(Figure dataset records)
++++++++++

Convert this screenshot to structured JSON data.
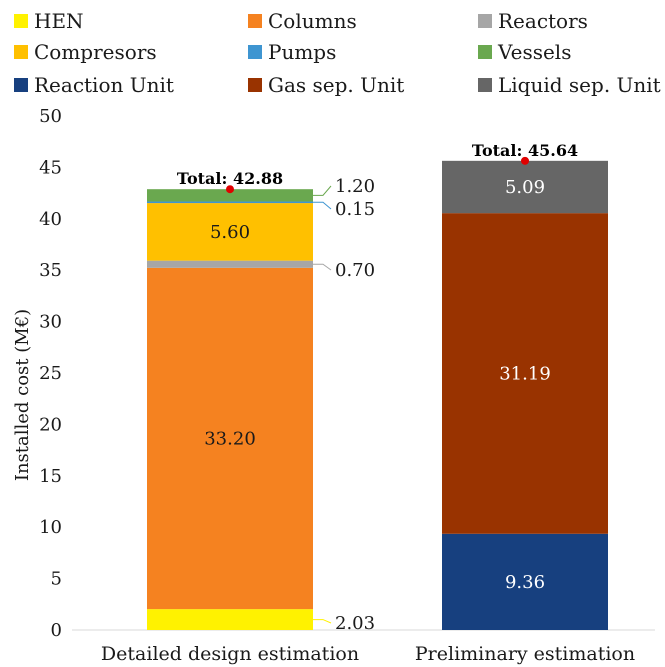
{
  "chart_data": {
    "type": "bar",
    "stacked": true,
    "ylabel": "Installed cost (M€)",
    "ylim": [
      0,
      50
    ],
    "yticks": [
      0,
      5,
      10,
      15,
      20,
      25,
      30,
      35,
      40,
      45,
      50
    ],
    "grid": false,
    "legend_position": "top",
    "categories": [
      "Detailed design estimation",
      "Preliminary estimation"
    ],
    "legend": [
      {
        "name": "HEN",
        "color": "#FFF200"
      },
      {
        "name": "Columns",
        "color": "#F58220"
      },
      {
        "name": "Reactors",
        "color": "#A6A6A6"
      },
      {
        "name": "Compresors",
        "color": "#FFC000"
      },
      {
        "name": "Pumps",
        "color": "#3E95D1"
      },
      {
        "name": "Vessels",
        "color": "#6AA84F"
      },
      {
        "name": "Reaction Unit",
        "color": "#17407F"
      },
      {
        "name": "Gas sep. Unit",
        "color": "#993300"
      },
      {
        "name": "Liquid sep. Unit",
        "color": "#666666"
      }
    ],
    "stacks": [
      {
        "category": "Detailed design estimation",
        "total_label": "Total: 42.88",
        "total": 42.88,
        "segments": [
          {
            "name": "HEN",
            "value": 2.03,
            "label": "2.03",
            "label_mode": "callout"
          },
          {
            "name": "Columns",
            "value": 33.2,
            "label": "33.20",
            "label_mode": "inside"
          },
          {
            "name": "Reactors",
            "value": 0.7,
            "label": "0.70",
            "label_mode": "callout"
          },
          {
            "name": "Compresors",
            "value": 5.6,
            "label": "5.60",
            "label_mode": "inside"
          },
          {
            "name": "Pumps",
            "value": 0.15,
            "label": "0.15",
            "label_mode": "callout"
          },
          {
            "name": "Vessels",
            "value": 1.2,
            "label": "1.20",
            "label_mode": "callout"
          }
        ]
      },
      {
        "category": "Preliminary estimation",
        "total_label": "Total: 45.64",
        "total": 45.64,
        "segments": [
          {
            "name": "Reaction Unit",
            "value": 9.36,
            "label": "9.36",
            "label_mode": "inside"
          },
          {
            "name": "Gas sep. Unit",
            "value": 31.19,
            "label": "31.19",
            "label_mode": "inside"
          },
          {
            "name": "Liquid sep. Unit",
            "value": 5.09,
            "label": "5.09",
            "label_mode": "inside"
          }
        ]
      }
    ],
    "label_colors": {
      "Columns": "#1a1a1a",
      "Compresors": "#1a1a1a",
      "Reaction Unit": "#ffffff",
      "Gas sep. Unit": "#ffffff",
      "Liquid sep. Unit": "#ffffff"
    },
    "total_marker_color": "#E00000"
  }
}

++++++++++

REQUIRED WORK →
Of all the lines in the data above, state how many include "ffffff". Say only the number.

ANSWER TO THE TASK →
3